#### [THE INPUT]
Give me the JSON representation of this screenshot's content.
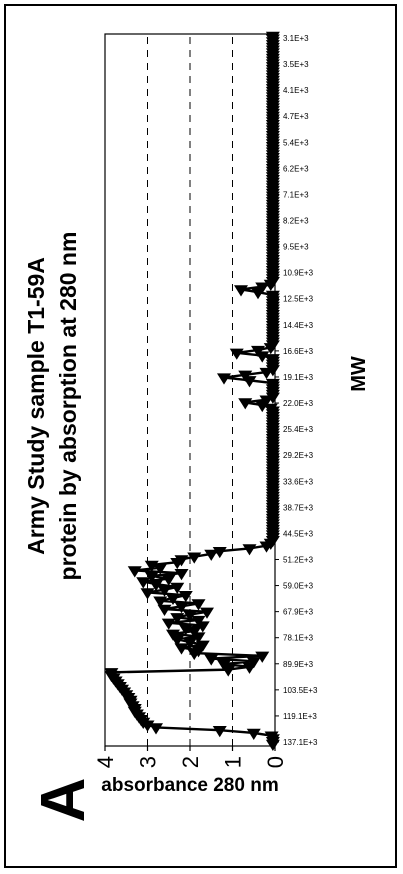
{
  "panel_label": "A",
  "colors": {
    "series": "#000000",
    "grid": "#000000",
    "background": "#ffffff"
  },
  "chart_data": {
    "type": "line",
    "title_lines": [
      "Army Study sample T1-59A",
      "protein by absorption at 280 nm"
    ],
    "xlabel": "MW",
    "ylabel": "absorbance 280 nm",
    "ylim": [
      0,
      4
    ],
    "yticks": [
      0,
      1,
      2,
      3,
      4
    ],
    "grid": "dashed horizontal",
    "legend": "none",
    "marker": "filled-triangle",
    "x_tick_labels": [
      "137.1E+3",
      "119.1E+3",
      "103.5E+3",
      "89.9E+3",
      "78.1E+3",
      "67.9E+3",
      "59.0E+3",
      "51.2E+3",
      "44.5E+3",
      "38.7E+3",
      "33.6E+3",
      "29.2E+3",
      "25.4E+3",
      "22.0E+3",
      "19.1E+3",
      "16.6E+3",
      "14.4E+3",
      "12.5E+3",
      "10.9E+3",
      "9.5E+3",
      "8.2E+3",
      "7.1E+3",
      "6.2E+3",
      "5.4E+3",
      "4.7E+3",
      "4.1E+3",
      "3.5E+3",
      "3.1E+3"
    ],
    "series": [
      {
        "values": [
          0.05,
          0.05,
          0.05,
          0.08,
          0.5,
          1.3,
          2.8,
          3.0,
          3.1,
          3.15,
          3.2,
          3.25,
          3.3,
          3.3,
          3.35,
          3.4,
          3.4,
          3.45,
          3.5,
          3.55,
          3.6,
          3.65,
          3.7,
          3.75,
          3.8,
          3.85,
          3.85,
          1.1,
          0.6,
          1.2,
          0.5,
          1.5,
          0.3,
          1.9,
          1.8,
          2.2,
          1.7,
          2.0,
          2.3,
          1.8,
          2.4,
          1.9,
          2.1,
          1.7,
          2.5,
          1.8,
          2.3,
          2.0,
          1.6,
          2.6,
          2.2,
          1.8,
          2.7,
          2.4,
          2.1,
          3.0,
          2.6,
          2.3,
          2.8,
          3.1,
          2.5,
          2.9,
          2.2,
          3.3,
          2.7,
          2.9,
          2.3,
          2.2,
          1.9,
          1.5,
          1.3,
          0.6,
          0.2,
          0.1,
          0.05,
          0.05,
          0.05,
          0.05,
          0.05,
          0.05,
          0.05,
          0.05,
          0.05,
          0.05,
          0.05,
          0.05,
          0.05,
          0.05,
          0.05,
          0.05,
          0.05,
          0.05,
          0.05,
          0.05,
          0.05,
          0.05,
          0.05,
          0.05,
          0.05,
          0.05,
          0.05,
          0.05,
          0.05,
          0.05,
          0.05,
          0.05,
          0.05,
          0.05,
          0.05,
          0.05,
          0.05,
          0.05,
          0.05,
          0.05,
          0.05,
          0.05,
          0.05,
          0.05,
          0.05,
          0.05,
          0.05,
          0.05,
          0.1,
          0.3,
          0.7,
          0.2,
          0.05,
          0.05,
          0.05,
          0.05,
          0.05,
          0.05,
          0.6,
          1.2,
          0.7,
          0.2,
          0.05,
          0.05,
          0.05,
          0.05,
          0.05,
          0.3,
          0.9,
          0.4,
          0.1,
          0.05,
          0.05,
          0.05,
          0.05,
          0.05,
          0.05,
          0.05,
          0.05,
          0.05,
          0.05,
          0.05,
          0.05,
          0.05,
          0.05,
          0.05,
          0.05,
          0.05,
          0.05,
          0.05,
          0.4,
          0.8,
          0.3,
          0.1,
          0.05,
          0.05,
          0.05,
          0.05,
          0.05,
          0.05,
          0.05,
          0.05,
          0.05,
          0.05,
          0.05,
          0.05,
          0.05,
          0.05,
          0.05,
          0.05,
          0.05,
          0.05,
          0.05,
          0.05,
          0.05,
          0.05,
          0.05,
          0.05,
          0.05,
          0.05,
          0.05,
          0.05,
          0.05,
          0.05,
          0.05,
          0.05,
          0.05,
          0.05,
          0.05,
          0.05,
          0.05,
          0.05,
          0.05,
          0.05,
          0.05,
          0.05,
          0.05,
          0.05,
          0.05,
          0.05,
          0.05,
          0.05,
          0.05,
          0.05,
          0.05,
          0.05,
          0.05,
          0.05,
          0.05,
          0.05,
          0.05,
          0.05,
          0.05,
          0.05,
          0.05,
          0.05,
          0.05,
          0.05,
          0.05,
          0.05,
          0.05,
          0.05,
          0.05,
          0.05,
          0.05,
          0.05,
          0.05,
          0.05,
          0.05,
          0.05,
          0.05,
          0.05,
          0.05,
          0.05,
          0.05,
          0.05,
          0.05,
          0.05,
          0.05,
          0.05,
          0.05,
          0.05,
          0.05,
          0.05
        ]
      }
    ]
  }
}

---

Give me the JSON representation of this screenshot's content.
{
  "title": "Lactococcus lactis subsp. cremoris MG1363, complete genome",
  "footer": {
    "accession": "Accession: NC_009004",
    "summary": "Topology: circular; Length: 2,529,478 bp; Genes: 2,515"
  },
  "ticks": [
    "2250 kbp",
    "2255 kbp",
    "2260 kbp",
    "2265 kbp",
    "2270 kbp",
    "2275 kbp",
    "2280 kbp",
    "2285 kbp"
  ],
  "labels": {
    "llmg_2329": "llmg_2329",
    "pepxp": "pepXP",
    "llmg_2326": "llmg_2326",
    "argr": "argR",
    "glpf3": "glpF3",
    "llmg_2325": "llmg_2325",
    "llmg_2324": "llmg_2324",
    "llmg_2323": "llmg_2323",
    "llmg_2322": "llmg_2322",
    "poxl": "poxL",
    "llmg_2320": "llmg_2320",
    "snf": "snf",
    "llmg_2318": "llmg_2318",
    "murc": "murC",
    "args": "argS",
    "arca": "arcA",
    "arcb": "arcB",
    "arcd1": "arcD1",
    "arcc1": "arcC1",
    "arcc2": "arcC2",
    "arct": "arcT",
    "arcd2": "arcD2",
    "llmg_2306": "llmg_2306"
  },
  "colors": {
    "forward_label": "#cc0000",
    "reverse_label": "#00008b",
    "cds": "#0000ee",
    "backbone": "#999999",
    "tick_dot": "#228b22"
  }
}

#### [REQUIRED WORK]
Every line in the data above that contains the word "grid" counts; report how many there are and nothing more.

#### [RESPONSE TO THE TASK]
2